### Prompt
For the data below, work out how many lines include the string "title" and report only the number.

### Data under study
↓

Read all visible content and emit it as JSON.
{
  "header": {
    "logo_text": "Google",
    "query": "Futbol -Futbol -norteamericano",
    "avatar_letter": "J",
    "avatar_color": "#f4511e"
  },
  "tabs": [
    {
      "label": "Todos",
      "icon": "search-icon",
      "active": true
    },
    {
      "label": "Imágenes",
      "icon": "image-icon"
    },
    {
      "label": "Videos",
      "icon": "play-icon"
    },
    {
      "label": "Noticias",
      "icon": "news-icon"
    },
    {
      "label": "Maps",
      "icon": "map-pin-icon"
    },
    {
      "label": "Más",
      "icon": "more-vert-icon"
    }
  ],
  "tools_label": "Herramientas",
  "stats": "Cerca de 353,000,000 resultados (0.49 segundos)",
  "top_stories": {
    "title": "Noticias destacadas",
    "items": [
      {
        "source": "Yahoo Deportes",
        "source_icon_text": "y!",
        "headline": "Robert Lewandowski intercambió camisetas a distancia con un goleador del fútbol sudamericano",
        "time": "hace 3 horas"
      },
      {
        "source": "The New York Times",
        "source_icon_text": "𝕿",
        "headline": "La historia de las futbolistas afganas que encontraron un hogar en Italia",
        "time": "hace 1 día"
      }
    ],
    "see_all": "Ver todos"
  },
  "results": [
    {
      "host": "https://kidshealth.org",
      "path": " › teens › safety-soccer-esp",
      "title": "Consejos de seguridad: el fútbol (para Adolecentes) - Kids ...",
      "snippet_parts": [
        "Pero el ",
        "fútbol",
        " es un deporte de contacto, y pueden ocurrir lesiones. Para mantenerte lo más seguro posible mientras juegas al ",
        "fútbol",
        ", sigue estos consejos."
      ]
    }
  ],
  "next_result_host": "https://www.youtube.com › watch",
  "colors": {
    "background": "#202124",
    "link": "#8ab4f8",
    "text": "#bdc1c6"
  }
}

↑

### Your response
2